*Problem to work on:* Below is some material; set it all down exactly, apart from the pictures.

Stored records
# # # # #
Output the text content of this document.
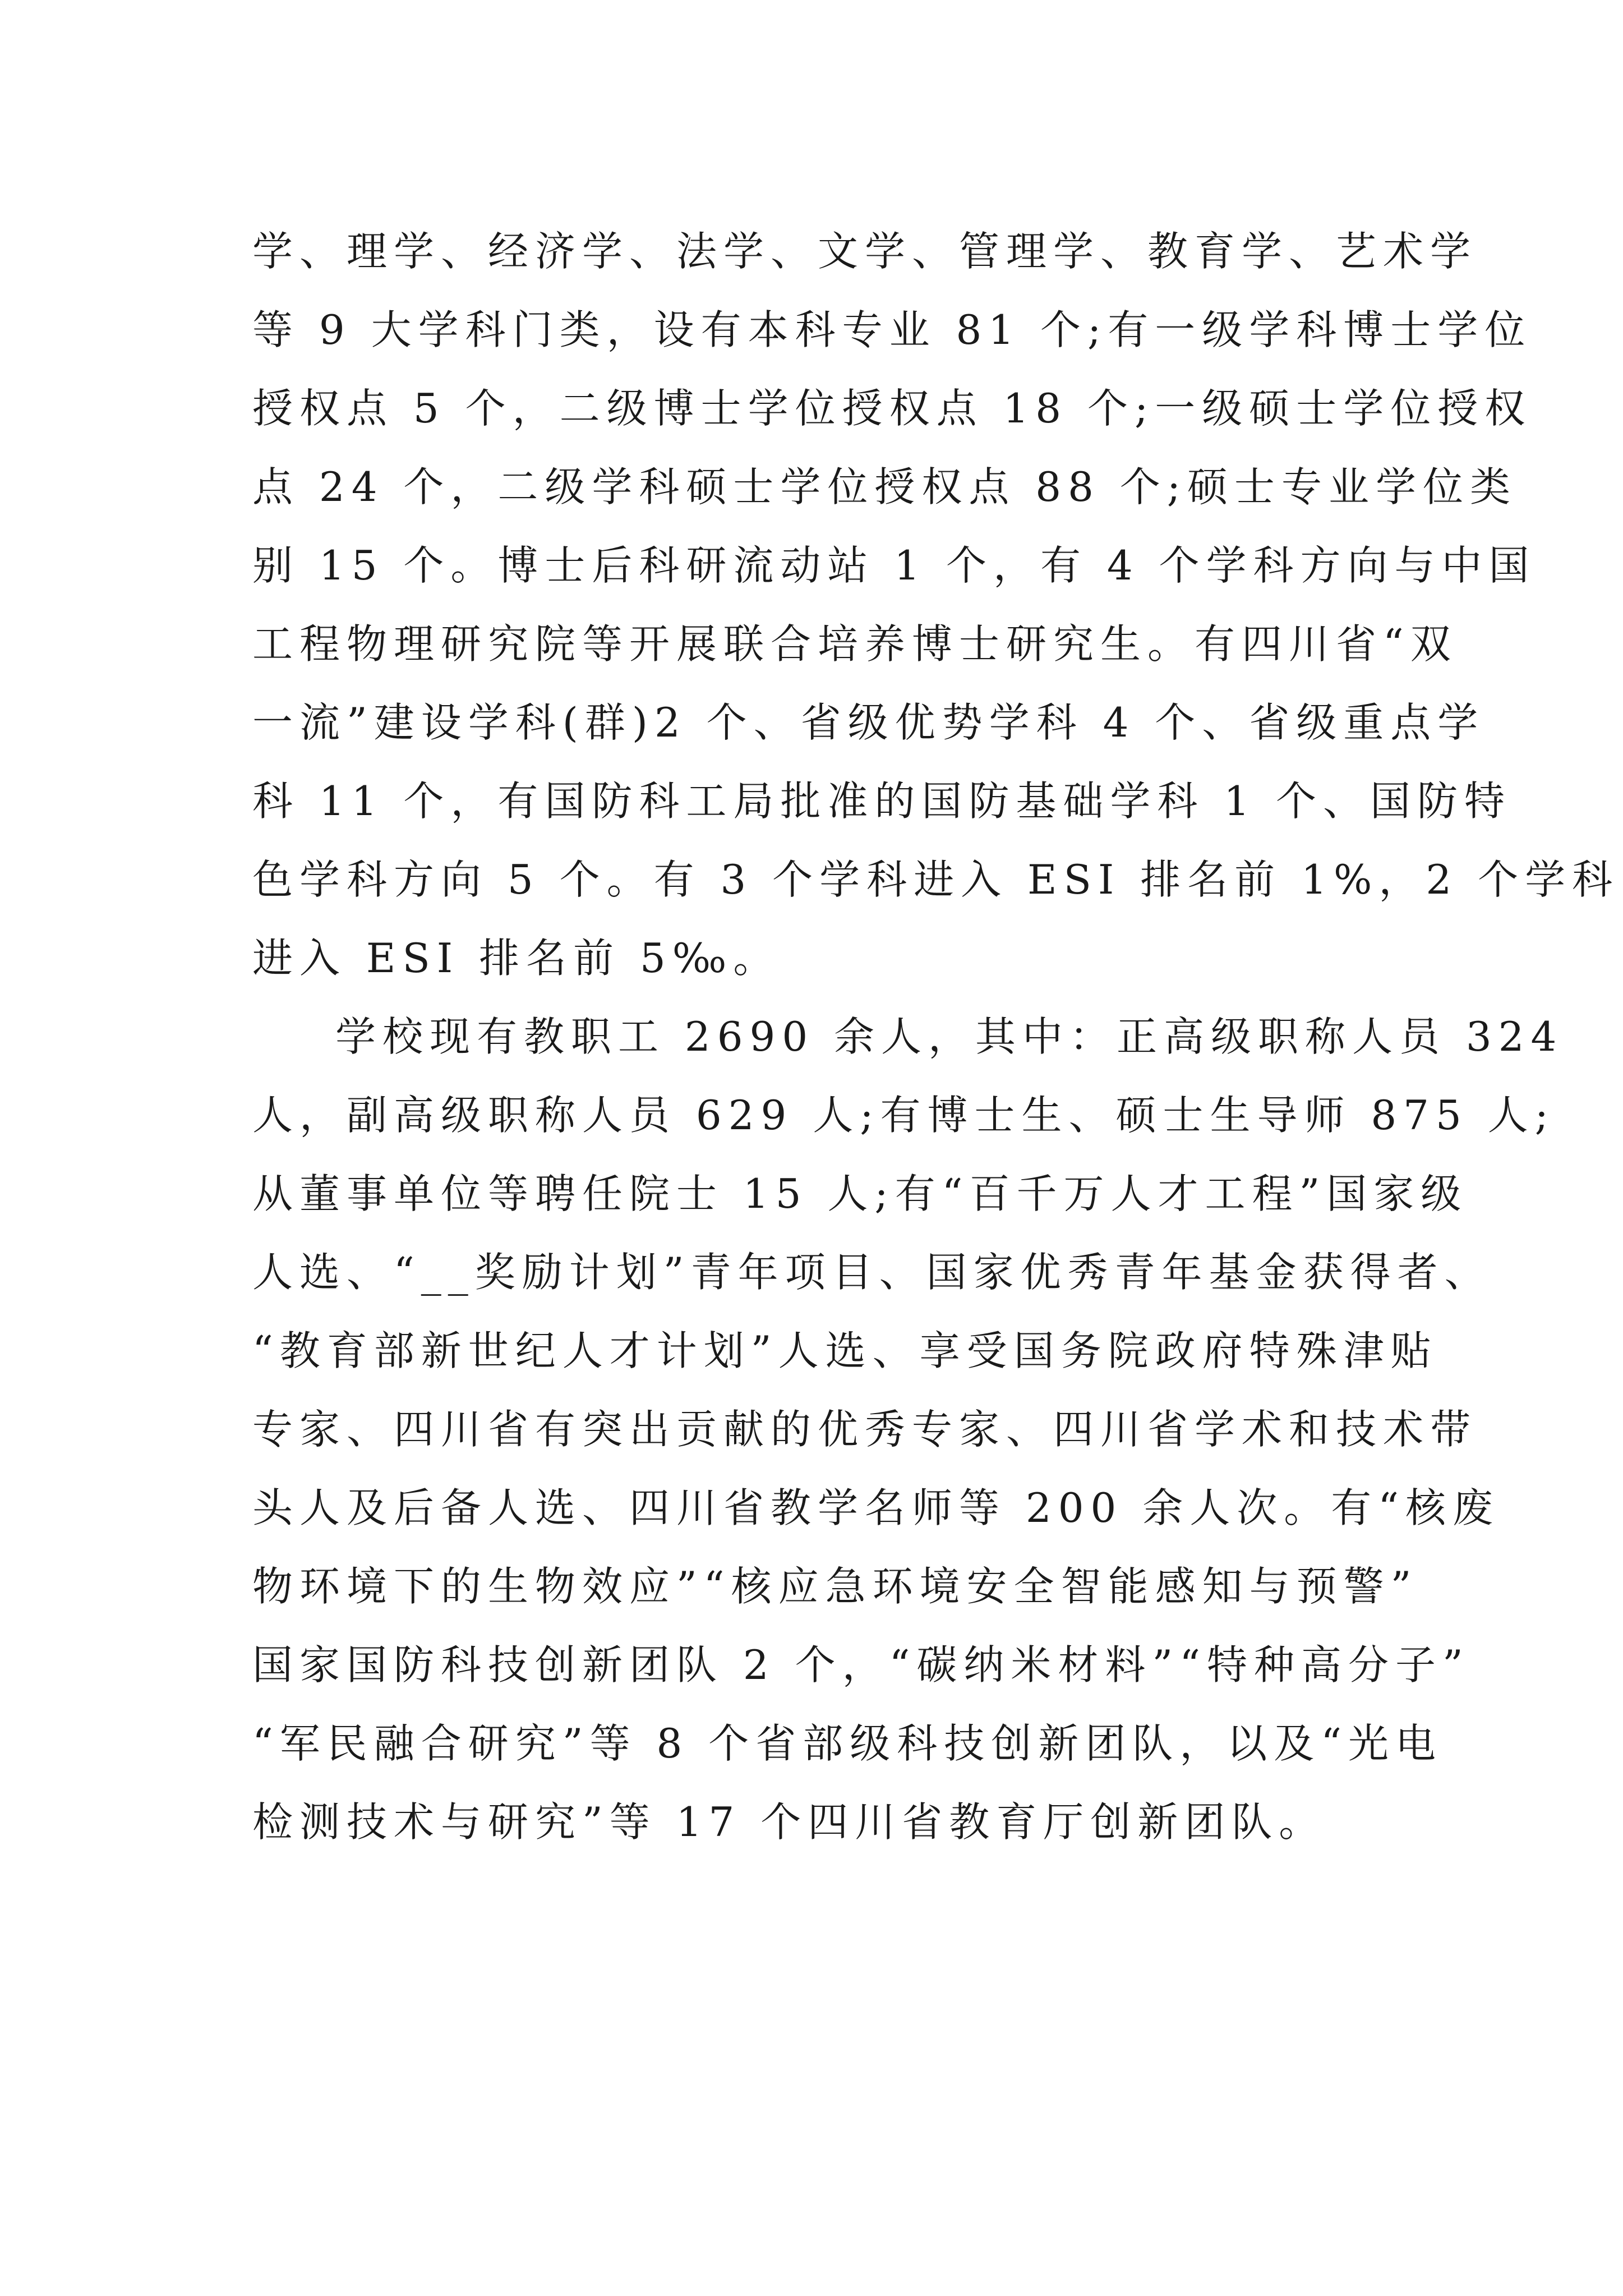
学、理学、经济学、法学、文学、管理学、教育学、艺术学
等 9 大学科门类，设有本科专业 81 个;有一级学科博士学位
授权点 5 个，二级博士学位授权点 18 个;一级硕士学位授权
点 24 个，二级学科硕士学位授权点 88 个;硕士专业学位类
别 15 个。博士后科研流动站 1 个，有 4 个学科方向与中国
工程物理研究院等开展联合培养博士研究生。有四川省“双
一流”建设学科(群)2 个、省级优势学科 4 个、省级重点学
科 11 个，有国防科工局批准的国防基础学科 1 个、国防特
色学科方向 5 个。有 3 个学科进入 ESI 排名前 1%，2 个学科
进入 ESI 排名前 5‰。
学校现有教职工 2690 余人，其中：正高级职称人员 324
人，副高级职称人员 629 人;有博士生、硕士生导师 875 人;
从董事单位等聘任院士 15 人;有“百千万人才工程”国家级
人选、“__奖励计划”青年项目、国家优秀青年基金获得者、
“教育部新世纪人才计划”人选、享受国务院政府特殊津贴
专家、四川省有突出贡献的优秀专家、四川省学术和技术带
头人及后备人选、四川省教学名师等 200 余人次。有“核废
物环境下的生物效应”“核应急环境安全智能感知与预警”
国家国防科技创新团队 2 个，“碳纳米材料”“特种高分子”
“军民融合研究”等 8 个省部级科技创新团队，以及“光电
检测技术与研究”等 17 个四川省教育厅创新团队。
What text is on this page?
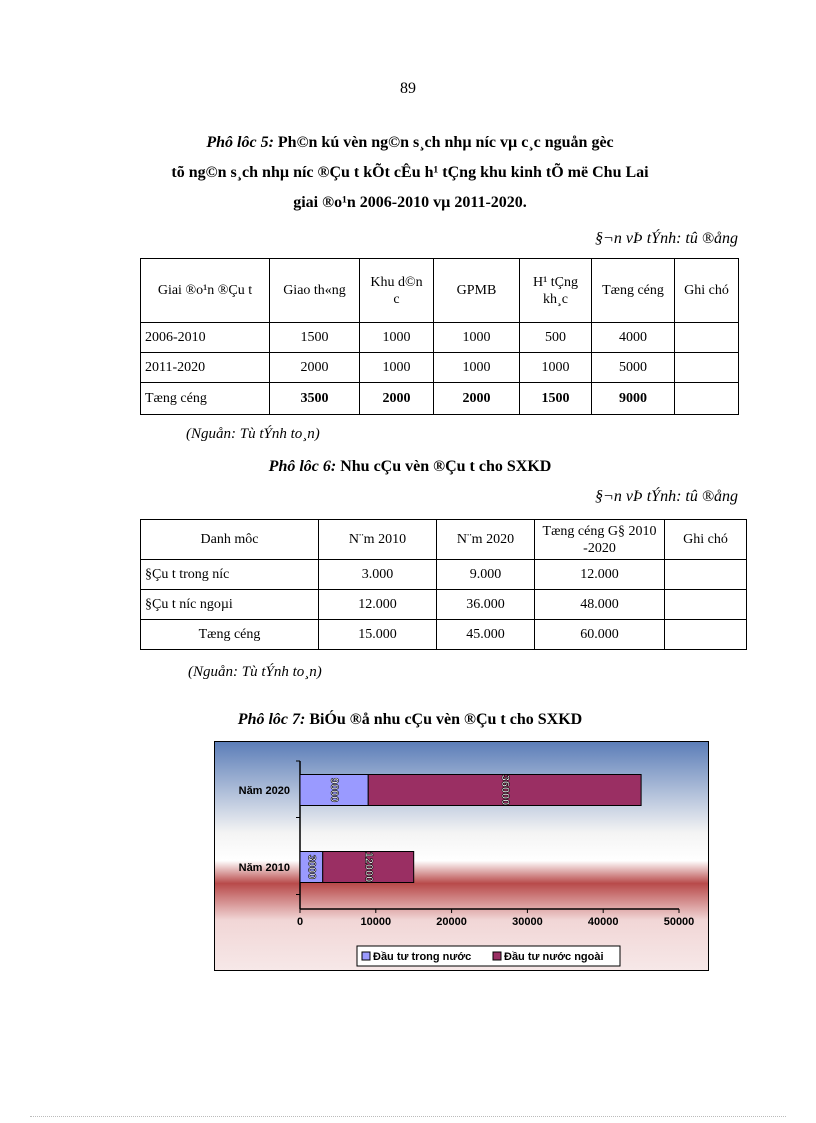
89
Phô lôc 5: Ph©n kú vèn ng©n s¸ch nhµ níc vµ c¸c nguån gèc
tõ ng©n s¸ch nhµ níc ®Çu t kÕt cÊu h¹ tÇng khu kinh tÕ më Chu Lai
giai ®o¹n 2006-2010 vµ 2011-2020.
§¬n vÞ tÝnh: tû ®ång
Giai ®o¹n ®Çu t	Giao th«ng	Khu d©n c	GPMB	H¹ tÇng kh¸c	Tæng céng	Ghi chó
2006-2010	1500	1000	1000	500	4000	
2011-2020	2000	1000	1000	1000	5000	
Tæng céng	3500	2000	2000	1500	9000	
(Nguån: Tù tÝnh to¸n)
Phô lôc 6: Nhu cÇu vèn ®Çu t cho SXKD
§¬n vÞ tÝnh: tû ®ång
Danh môc	N¨m 2010	N¨m 2020	Tæng céng G§ 2010 -2020	Ghi chó
§Çu t trong níc	3.000	9.000	12.000	
§Çu t níc ngoµi	12.000	36.000	48.000	
Tæng céng	15.000	45.000	60.000	
(Nguån: Tù tÝnh to¸n)
Phô lôc 7: BiÓu ®å nhu cÇu vèn ®Çu t cho SXKD
0	10000	20000	30000	40000	50000
Năm 2010 3000	12000
Năm 2020	9000	36000
Đầu tư trong nước	Đầu tư nước ngoài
# # # # #
*Exercise result:*
Output the text content of this document.
学、理学、经济学、法学、文学、管理学、教育学、艺术学
等 9 大学科门类，设有本科专业 81 个;有一级学科博士学位
授权点 5 个，二级博士学位授权点 18 个;一级硕士学位授权
点 24 个，二级学科硕士学位授权点 88 个;硕士专业学位类
别 15 个。博士后科研流动站 1 个，有 4 个学科方向与中国
工程物理研究院等开展联合培养博士研究生。有四川省“双
一流”建设学科(群)2 个、省级优势学科 4 个、省级重点学
科 11 个，有国防科工局批准的国防基础学科 1 个、国防特
色学科方向 5 个。有 3 个学科进入 ESI 排名前 1%，2 个学科
进入 ESI 排名前 5‰。
学校现有教职工 2690 余人，其中：正高级职称人员 324
人，副高级职称人员 629 人;有博士生、硕士生导师 875 人;
从董事单位等聘任院士 15 人;有“百千万人才工程”国家级
人选、“__奖励计划”青年项目、国家优秀青年基金获得者、
“教育部新世纪人才计划”人选、享受国务院政府特殊津贴
专家、四川省有突出贡献的优秀专家、四川省学术和技术带
头人及后备人选、四川省教学名师等 200 余人次。有“核废
物环境下的生物效应”“核应急环境安全智能感知与预警”
国家国防科技创新团队 2 个，“碳纳米材料”“特种高分子”
“军民融合研究”等 8 个省部级科技创新团队，以及“光电
检测技术与研究”等 17 个四川省教育厅创新团队。
What text is on this page?
89
Phô lôc 5: Ph©n kú vèn ng©n s¸ch nhµ níc vµ c¸c nguån gèc
tõ ng©n s¸ch nhµ níc ®Çu t kÕt cÊu h¹ tÇng khu kinh tÕ më Chu Lai
giai ®o¹n 2006-2010 vµ 2011-2020.
§¬n vÞ tÝnh: tû ®ång
Giai ®o¹n ®Çu t	Giao th«ng	Khu d©n c	GPMB	H¹ tÇng kh¸c	Tæng céng	Ghi chó
2006-2010	1500	1000	1000	500	4000	
2011-2020	2000	1000	1000	1000	5000	
Tæng céng	3500	2000	2000	1500	9000	
(Nguån: Tù tÝnh to¸n)
Phô lôc 6: Nhu cÇu vèn ®Çu t cho SXKD
§¬n vÞ tÝnh: tû ®ång
Danh môc	N¨m 2010	N¨m 2020	Tæng céng G§ 2010 -2020	Ghi chó
§Çu t trong níc	3.000	9.000	12.000	
§Çu t níc ngoµi	12.000	36.000	48.000	
Tæng céng	15.000	45.000	60.000	
(Nguån: Tù tÝnh to¸n)
Phô lôc 7: BiÓu ®å nhu cÇu vèn ®Çu t cho SXKD
0	10000	20000	30000	40000	50000
Năm 2010 3000	12000
Năm 2020	9000	36000
Đầu tư trong nước	Đầu tư nước ngoài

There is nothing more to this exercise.